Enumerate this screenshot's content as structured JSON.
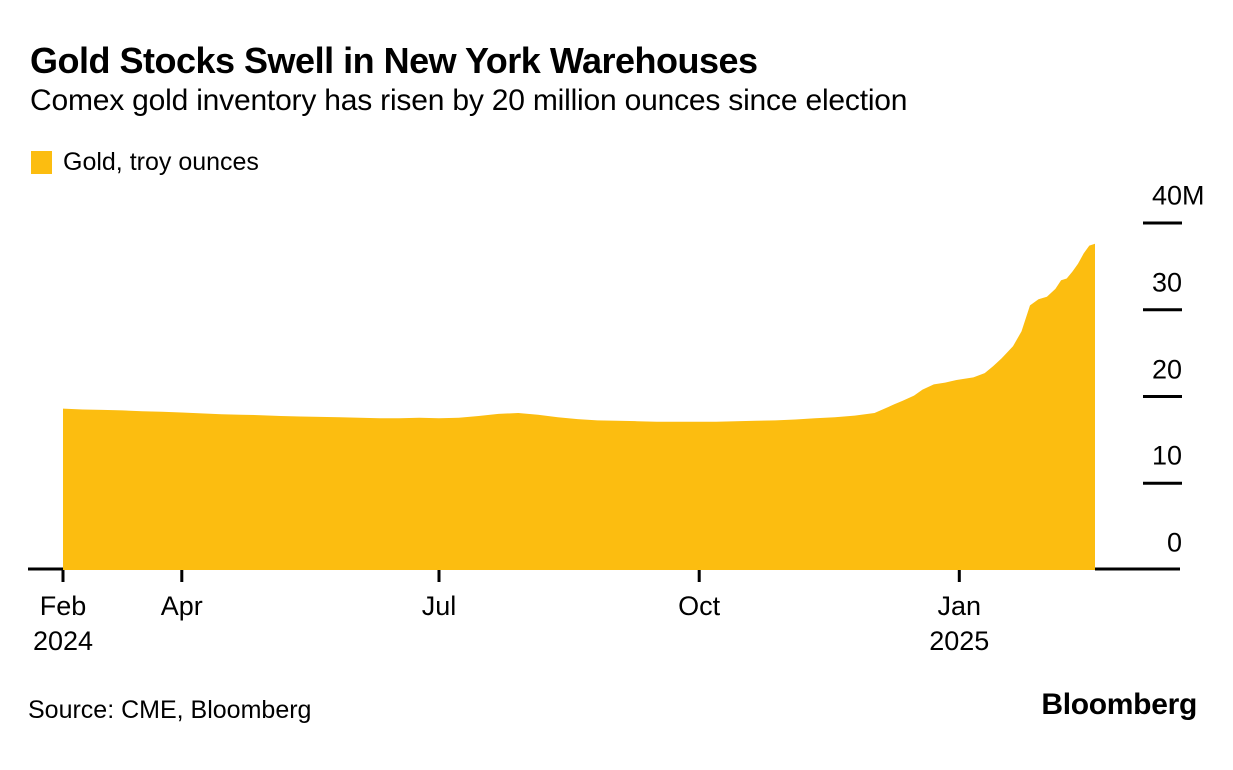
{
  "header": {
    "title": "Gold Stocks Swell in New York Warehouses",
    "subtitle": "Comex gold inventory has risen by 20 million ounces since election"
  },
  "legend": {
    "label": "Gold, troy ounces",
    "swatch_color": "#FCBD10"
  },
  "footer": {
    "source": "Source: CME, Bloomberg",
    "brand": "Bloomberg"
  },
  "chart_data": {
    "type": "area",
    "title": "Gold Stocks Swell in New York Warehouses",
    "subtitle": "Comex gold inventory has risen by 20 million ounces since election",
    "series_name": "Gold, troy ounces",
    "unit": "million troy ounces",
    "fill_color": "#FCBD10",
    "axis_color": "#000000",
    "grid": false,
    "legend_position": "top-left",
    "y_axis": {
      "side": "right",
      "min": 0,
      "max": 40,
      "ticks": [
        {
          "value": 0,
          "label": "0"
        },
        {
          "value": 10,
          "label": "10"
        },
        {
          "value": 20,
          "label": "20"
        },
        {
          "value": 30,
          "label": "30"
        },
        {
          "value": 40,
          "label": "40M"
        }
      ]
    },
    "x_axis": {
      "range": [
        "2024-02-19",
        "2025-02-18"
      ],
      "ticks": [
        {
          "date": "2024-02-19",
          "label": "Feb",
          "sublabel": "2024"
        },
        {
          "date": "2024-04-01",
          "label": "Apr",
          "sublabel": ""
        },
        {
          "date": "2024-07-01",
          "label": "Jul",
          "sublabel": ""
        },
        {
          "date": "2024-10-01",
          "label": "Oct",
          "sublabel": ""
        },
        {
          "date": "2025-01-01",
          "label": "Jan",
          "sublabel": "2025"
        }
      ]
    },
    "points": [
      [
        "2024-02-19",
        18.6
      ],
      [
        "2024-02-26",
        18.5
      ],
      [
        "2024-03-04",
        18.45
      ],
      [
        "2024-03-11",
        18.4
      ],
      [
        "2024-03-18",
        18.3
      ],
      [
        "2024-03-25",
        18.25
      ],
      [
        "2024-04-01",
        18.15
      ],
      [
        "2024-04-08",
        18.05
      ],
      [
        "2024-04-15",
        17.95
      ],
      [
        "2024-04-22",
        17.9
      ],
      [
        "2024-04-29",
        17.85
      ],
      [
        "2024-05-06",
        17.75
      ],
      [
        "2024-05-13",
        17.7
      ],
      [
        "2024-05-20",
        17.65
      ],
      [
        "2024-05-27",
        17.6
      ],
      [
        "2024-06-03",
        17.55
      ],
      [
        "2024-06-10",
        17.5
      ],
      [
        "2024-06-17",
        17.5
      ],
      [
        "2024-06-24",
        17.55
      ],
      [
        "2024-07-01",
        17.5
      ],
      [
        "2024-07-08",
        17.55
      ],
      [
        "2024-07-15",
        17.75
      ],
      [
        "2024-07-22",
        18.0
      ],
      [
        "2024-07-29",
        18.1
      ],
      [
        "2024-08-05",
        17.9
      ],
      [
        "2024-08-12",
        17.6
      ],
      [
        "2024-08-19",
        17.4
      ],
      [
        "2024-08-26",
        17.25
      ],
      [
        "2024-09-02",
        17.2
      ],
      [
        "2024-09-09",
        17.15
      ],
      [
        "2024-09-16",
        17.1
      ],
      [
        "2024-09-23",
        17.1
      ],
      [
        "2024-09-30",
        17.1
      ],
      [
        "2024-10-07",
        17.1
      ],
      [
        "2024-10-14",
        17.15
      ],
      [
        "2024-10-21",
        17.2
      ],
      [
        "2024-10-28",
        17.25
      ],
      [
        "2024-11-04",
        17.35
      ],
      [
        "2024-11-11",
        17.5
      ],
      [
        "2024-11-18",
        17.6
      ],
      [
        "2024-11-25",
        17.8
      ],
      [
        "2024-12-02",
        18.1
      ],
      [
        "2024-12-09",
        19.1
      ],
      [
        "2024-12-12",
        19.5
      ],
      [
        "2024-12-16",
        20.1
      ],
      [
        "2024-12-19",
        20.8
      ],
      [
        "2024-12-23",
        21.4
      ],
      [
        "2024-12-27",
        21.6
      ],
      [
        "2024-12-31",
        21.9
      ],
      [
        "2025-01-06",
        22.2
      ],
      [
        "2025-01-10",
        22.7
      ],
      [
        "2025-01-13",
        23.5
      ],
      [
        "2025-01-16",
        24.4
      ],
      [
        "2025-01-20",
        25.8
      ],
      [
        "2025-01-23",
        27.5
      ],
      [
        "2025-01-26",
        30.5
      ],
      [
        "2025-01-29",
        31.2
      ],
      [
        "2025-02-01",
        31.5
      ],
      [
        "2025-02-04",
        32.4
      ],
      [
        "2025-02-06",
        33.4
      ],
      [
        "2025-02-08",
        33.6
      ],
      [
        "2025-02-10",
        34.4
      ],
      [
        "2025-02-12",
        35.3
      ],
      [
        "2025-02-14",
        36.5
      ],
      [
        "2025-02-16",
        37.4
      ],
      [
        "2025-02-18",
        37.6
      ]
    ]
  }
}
§
Task brief:
What is the number of lines holding the word "inventory"? State it alone.

Answer to the task:
2